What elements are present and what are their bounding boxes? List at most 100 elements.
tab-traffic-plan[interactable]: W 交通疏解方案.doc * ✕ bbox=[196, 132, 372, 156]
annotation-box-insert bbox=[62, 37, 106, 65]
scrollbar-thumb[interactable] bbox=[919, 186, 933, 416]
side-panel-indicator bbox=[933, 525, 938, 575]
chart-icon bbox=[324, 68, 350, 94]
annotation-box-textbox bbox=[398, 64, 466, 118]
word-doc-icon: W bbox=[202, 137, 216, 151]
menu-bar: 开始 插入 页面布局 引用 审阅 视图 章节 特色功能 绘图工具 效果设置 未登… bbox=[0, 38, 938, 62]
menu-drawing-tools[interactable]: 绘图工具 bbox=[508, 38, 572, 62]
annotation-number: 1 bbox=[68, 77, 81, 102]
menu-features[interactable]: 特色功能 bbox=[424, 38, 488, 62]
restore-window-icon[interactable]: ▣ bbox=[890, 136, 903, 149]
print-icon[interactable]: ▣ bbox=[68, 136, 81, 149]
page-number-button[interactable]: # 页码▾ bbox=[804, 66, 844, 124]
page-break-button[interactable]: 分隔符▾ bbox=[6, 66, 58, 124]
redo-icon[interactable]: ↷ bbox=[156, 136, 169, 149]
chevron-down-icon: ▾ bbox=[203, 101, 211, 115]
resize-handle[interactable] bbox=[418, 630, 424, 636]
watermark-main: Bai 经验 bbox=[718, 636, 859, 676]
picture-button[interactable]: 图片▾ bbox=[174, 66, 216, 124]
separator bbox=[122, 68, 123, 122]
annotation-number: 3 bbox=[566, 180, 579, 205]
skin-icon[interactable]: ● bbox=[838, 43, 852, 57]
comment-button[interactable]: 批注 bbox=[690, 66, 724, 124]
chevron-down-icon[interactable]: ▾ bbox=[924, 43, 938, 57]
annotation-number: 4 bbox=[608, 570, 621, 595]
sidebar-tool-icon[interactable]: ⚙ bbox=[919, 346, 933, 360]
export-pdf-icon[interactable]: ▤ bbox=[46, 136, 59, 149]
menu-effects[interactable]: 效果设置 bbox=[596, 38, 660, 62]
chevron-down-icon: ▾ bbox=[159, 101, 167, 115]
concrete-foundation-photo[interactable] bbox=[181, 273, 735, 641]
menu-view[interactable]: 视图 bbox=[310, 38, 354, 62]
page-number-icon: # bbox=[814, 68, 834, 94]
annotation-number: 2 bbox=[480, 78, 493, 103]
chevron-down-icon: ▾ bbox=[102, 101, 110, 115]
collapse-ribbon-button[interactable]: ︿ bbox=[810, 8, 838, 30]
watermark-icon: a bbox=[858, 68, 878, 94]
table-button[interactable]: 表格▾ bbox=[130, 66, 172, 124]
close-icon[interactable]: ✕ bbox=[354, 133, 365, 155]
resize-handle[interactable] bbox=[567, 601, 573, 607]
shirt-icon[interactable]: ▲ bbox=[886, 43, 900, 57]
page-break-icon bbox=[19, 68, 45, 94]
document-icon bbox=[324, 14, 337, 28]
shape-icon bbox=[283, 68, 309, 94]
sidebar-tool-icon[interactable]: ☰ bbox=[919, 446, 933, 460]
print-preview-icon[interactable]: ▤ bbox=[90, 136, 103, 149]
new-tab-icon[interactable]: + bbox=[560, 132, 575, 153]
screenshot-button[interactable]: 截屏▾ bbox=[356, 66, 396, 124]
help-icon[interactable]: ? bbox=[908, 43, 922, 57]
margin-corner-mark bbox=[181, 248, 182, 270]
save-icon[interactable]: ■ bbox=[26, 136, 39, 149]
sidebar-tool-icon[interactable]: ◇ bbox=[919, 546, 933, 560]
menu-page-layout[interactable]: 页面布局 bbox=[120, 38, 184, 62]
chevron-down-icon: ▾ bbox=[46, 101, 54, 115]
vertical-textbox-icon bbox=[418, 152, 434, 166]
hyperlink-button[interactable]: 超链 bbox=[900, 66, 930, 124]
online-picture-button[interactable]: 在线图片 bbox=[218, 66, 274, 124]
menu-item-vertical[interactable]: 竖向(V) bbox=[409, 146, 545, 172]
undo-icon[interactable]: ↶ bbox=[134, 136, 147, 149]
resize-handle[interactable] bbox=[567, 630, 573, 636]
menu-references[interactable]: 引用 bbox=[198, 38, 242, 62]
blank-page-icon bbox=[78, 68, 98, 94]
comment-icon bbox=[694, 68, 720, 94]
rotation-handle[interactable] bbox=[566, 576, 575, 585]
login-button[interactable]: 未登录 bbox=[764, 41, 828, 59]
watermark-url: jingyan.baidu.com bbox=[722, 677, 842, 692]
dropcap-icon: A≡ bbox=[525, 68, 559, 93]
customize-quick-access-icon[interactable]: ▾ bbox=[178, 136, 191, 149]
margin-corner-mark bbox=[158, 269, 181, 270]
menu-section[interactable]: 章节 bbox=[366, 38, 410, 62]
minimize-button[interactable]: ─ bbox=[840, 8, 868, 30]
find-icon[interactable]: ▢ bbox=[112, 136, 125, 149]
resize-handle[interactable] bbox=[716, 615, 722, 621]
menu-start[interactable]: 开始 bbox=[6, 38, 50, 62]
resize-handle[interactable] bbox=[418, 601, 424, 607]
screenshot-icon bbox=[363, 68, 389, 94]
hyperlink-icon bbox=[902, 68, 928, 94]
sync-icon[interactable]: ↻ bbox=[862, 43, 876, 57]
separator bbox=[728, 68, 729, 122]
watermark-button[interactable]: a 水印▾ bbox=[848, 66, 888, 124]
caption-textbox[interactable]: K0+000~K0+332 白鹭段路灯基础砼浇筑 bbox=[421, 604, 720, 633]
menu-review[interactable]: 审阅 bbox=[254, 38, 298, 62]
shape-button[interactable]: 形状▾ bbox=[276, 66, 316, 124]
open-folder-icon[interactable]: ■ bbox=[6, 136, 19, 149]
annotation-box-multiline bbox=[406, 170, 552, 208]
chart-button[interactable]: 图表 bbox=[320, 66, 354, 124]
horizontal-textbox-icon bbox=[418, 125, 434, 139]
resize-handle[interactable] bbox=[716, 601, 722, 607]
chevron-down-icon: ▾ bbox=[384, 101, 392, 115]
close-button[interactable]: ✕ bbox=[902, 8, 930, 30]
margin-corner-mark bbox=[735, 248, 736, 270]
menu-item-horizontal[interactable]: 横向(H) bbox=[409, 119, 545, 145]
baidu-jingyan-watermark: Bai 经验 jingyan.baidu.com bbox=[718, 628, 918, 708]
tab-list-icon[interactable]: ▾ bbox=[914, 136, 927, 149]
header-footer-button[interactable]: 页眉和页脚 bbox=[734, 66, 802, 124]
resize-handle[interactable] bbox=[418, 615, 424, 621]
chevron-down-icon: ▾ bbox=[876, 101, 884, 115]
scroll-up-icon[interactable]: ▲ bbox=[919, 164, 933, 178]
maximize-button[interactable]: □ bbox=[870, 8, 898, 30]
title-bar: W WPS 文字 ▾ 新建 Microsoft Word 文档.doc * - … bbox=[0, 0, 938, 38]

EXERCISE DESCRIPTION: List each line of the entries above that contains the string "margin", matching case exactly.

SOLUTION FOR THIS EXERCISE:
margin-corner-mark bbox=[181, 248, 182, 270]
margin-corner-mark bbox=[158, 269, 181, 270]
margin-corner-mark bbox=[735, 248, 736, 270]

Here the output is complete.